### Task requirements:
Repeat the material below word for word and leave out all pictures.

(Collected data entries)
>> BEGIN
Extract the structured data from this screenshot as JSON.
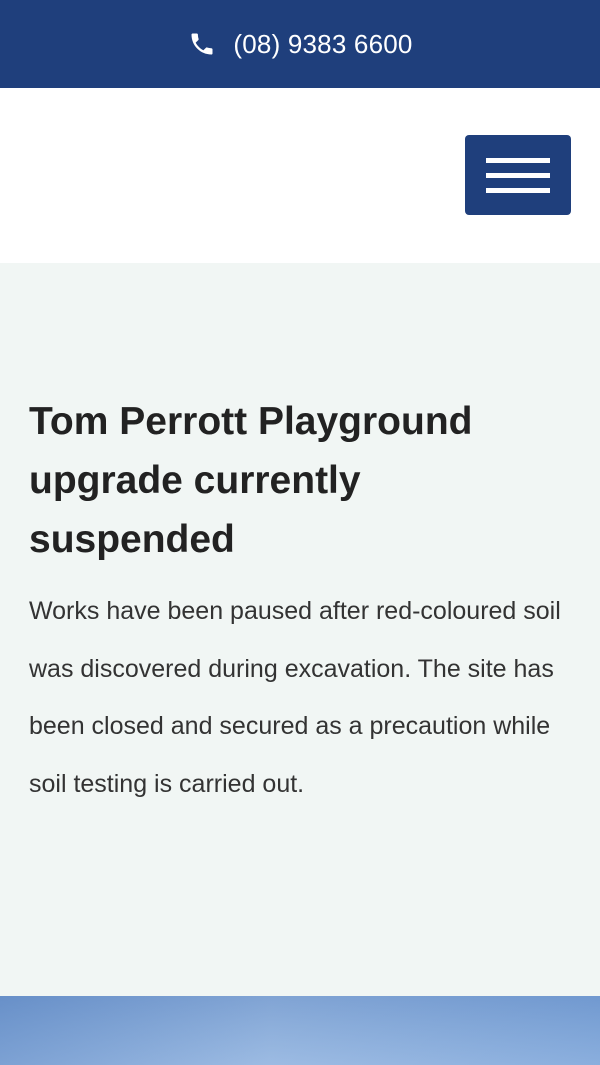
{
  "topbar": {
    "phone_number": "(08) 9383 6600",
    "icon": "phone-icon"
  },
  "header": {
    "menu_icon": "hamburger-icon"
  },
  "notice": {
    "title": "Tom Perrott Playground upgrade currently suspended",
    "body": "Works have been paused after red-coloured soil was discovered during excavation. The site has been closed and secured as a precaution while soil testing is carried out."
  },
  "colors": {
    "brand": "#1f3f7c",
    "notice_bg": "#f1f6f4"
  }
}
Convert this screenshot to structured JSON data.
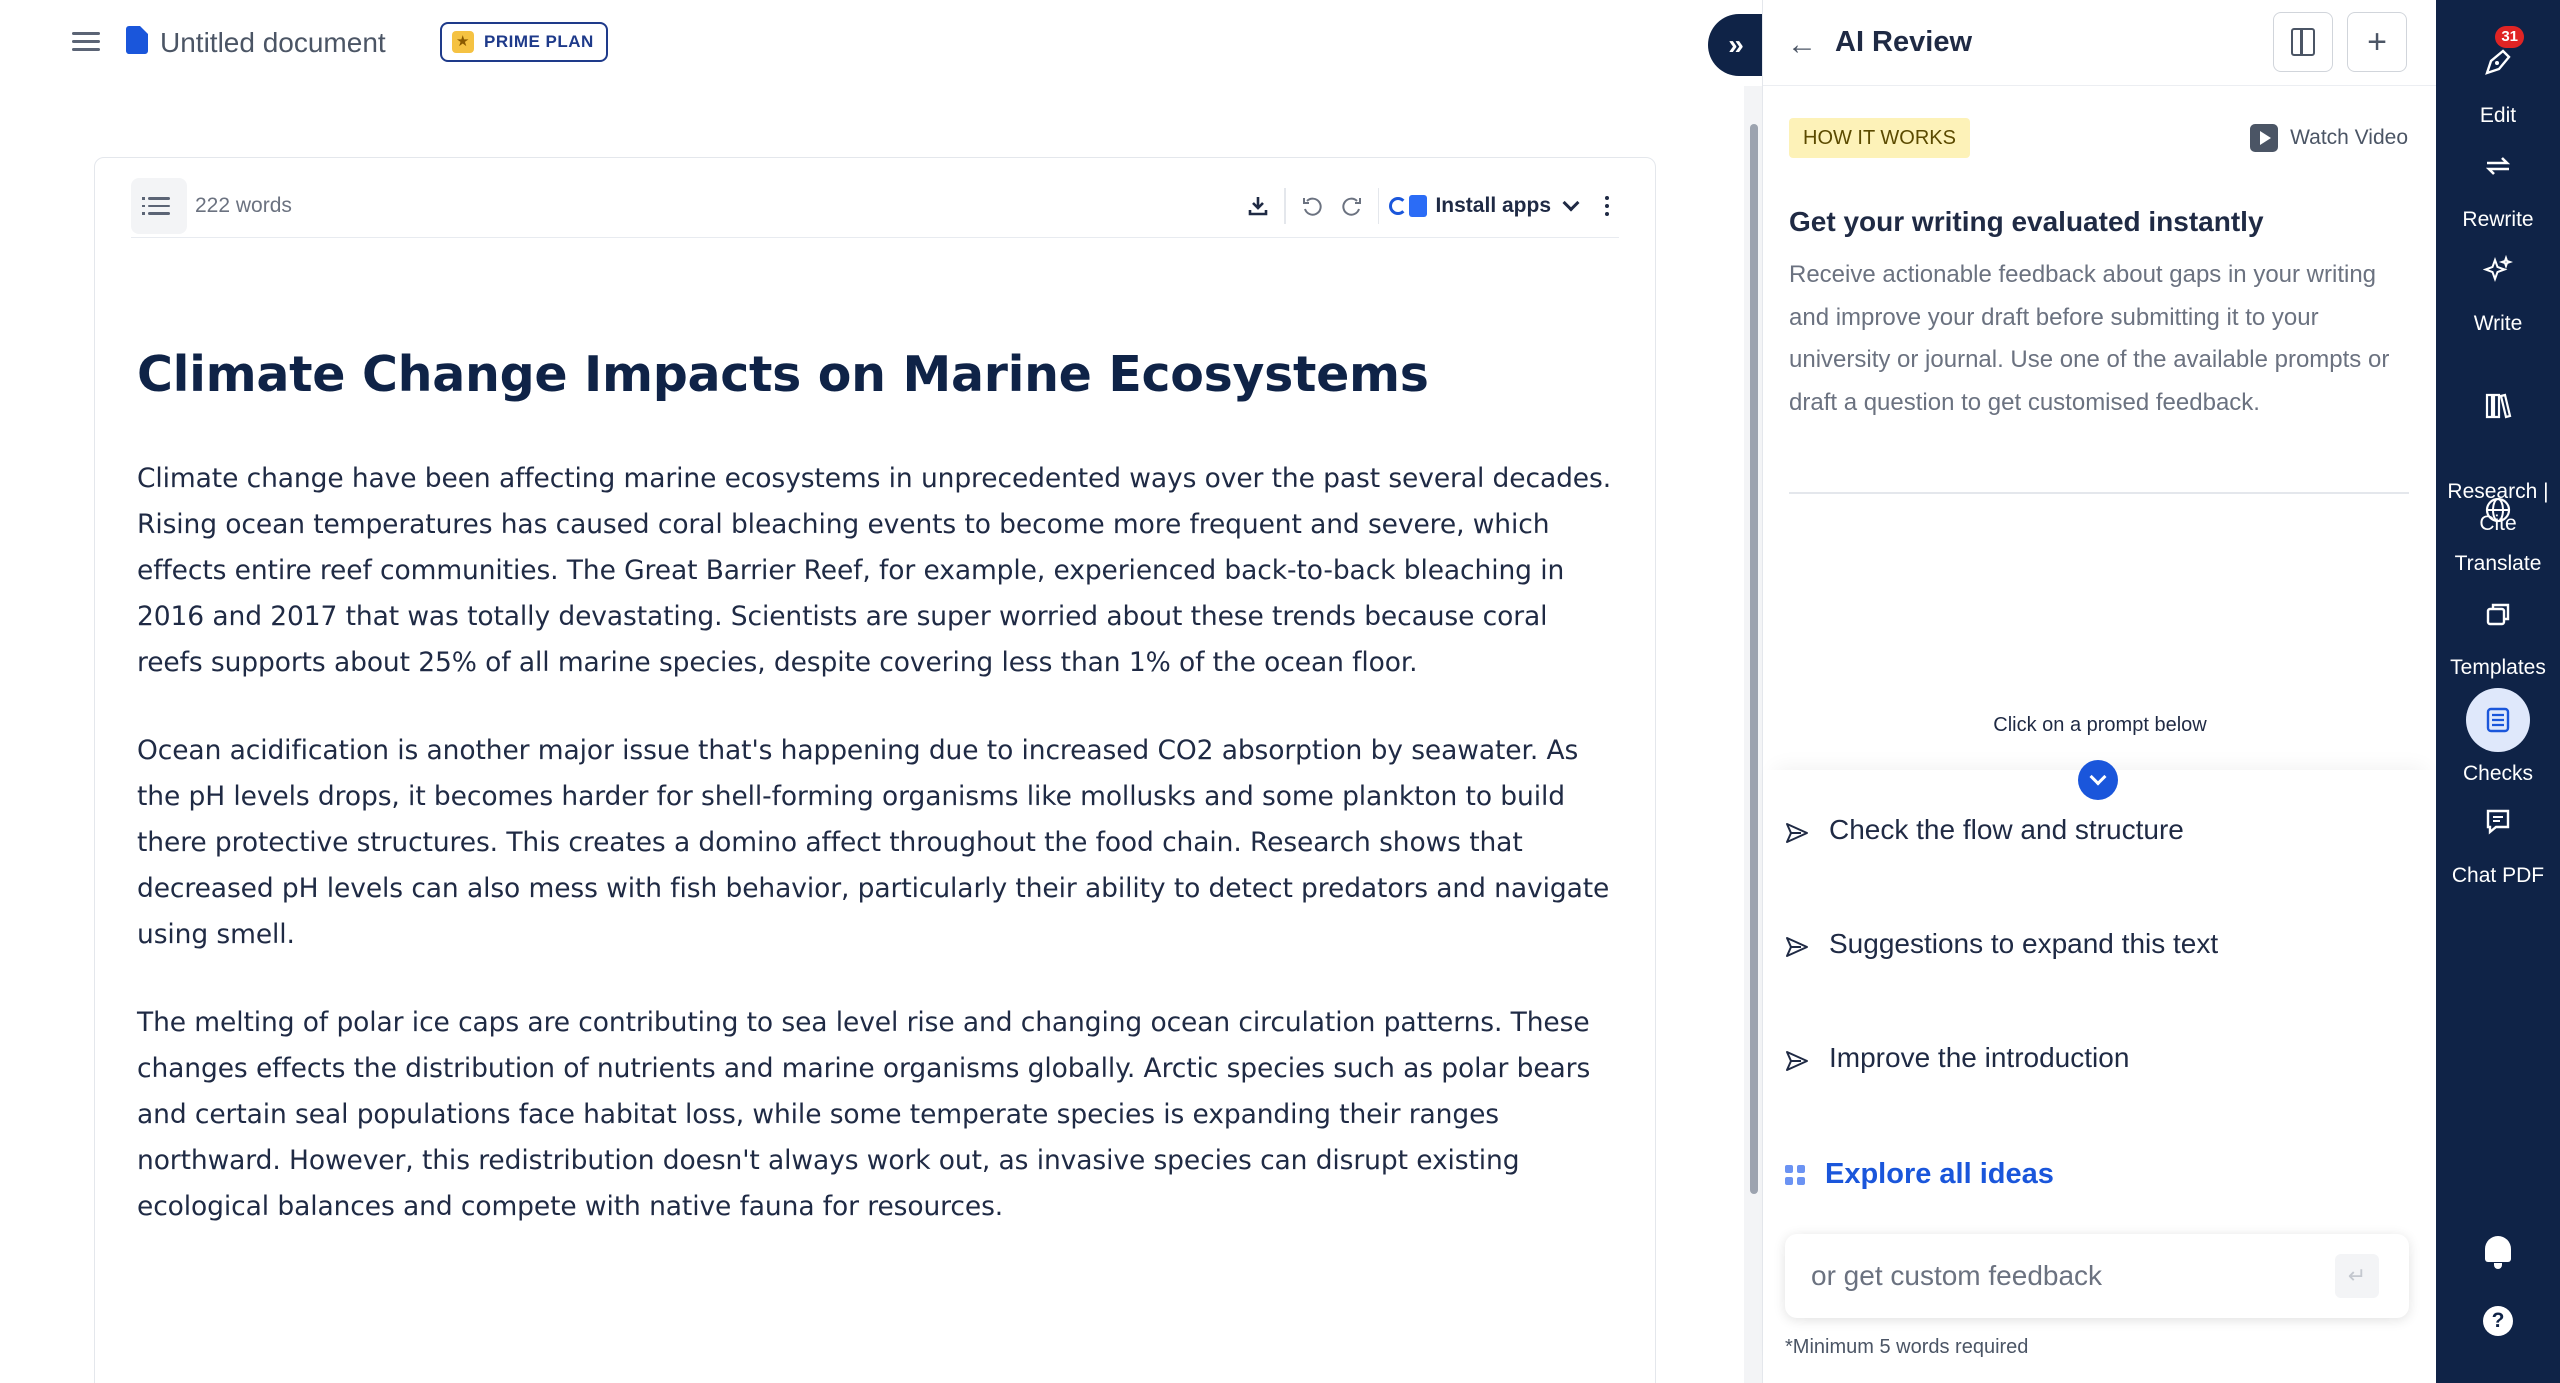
{
  "topbar": {
    "doc_title": "Untitled document",
    "plan_badge": "PRIME PLAN"
  },
  "editor": {
    "word_count": "222 words",
    "install_apps": "Install apps",
    "heading": "Climate Change Impacts on Marine Ecosystems",
    "paragraphs": [
      "Climate change have been affecting marine ecosystems in unprecedented ways over the past several decades. Rising ocean temperatures has caused coral bleaching events to become more frequent and severe, which effects entire reef communities. The Great Barrier Reef, for example, experienced back-to-back bleaching in 2016 and 2017 that was totally devastating. Scientists are super worried about these trends because coral reefs supports about 25% of all marine species, despite covering less than 1% of the ocean floor.",
      "Ocean acidification is another major issue that's happening due to increased CO2 absorption by seawater. As the pH levels drops, it becomes harder for shell-forming organisms like mollusks and some plankton to build there protective structures. This creates a domino affect throughout the food chain. Research shows that decreased pH levels can also mess with fish behavior, particularly their ability to detect predators and navigate using smell.",
      "The melting of polar ice caps are contributing to sea level rise and changing ocean circulation patterns. These changes effects the distribution of nutrients and marine organisms globally. Arctic species such as polar bears and certain seal populations face habitat loss, while some temperate species is expanding their ranges northward. However, this redistribution doesn't always work out, as invasive species can disrupt existing ecological balances and compete with native fauna for resources."
    ]
  },
  "panel": {
    "title": "AI Review",
    "how_it_works": "HOW IT WORKS",
    "watch_video": "Watch Video",
    "eval_title": "Get your writing evaluated instantly",
    "eval_desc": "Receive actionable feedback about gaps in your writing and improve your draft before submitting it to your university or journal. Use one of the available prompts or draft a question to get customised feedback.",
    "click_prompt": "Click on a prompt below",
    "prompts": [
      "Check the flow and structure",
      "Suggestions to expand this text",
      "Improve the introduction"
    ],
    "explore": "Explore all ideas",
    "custom_placeholder": "or get custom feedback",
    "min_note": "*Minimum 5 words required"
  },
  "rail": {
    "notification_count": "31",
    "items": [
      {
        "label": "Edit",
        "icon": "pen-nib-icon"
      },
      {
        "label": "Rewrite",
        "icon": "repeat-arrows-icon"
      },
      {
        "label": "Write",
        "icon": "sparkle-icon"
      },
      {
        "label": "Research |\nCite",
        "icon": "library-books-icon"
      },
      {
        "label": "Translate",
        "icon": "globe-icon"
      },
      {
        "label": "Templates",
        "icon": "copy-stack-icon"
      },
      {
        "label": "Checks",
        "icon": "checklist-icon"
      },
      {
        "label": "Chat PDF",
        "icon": "chat-document-icon"
      }
    ],
    "active": "Checks"
  },
  "colors": {
    "navy": "#0f2347",
    "accent_blue": "#1a56db",
    "badge_yellow": "#fdf2b8",
    "notification_red": "#e02424"
  }
}
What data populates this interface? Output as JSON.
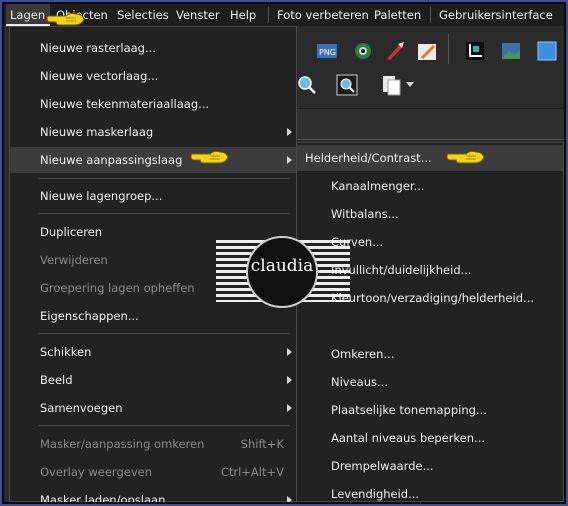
>> END
### Response below:
Extract the structured data from this screenshot as JSON.
{
  "topbar": {
    "phone_number": "(08) 9383 6600",
    "icon": "phone-icon"
  },
  "header": {
    "menu_icon": "hamburger-icon"
  },
  "notice": {
    "title": "Tom Perrott Playground upgrade currently suspended",
    "body": "Works have been paused after red-coloured soil was discovered during excavation. The site has been closed and secured as a precaution while soil testing is carried out."
  },
  "colors": {
    "brand": "#1f3f7c",
    "notice_bg": "#f1f6f4"
  }
}
Convert this screenshot to structured JSON data.
{
  "topbar": {
    "doc_title": "Untitled document",
    "plan_badge": "PRIME PLAN"
  },
  "editor": {
    "word_count": "222 words",
    "install_apps": "Install apps",
    "heading": "Climate Change Impacts on Marine Ecosystems",
    "paragraphs": [
      "Climate change have been affecting marine ecosystems in unprecedented ways over the past several decades. Rising ocean temperatures has caused coral bleaching events to become more frequent and severe, which effects entire reef communities. The Great Barrier Reef, for example, experienced back-to-back bleaching in 2016 and 2017 that was totally devastating. Scientists are super worried about these trends because coral reefs supports about 25% of all marine species, despite covering less than 1% of the ocean floor.",
      "Ocean acidification is another major issue that's happening due to increased CO2 absorption by seawater. As the pH levels drops, it becomes harder for shell-forming organisms like mollusks and some plankton to build there protective structures. This creates a domino affect throughout the food chain. Research shows that decreased pH levels can also mess with fish behavior, particularly their ability to detect predators and navigate using smell.",
      "The melting of polar ice caps are contributing to sea level rise and changing ocean circulation patterns. These changes effects the distribution of nutrients and marine organisms globally. Arctic species such as polar bears and certain seal populations face habitat loss, while some temperate species is expanding their ranges northward. However, this redistribution doesn't always work out, as invasive species can disrupt existing ecological balances and compete with native fauna for resources."
    ]
  },
  "panel": {
    "title": "AI Review",
    "how_it_works": "HOW IT WORKS",
    "watch_video": "Watch Video",
    "eval_title": "Get your writing evaluated instantly",
    "eval_desc": "Receive actionable feedback about gaps in your writing and improve your draft before submitting it to your university or journal. Use one of the available prompts or draft a question to get customised feedback.",
    "click_prompt": "Click on a prompt below",
    "prompts": [
      "Check the flow and structure",
      "Suggestions to expand this text",
      "Improve the introduction"
    ],
    "explore": "Explore all ideas",
    "custom_placeholder": "or get custom feedback",
    "min_note": "*Minimum 5 words required"
  },
  "rail": {
    "notification_count": "31",
    "items": [
      {
        "label": "Edit",
        "icon": "pen-nib-icon"
      },
      {
        "label": "Rewrite",
        "icon": "repeat-arrows-icon"
      },
      {
        "label": "Write",
        "icon": "sparkle-icon"
      },
      {
        "label": "Research |\nCite",
        "icon": "library-books-icon"
      },
      {
        "label": "Translate",
        "icon": "globe-icon"
      },
      {
        "label": "Templates",
        "icon": "copy-stack-icon"
      },
      {
        "label": "Checks",
        "icon": "checklist-icon"
      },
      {
        "label": "Chat PDF",
        "icon": "chat-document-icon"
      }
    ],
    "active": "Checks"
  },
  "colors": {
    "navy": "#0f2347",
    "accent_blue": "#1a56db",
    "badge_yellow": "#fdf2b8",
    "notification_red": "#e02424"
  }
}
What data populates this interface? Output as JSON.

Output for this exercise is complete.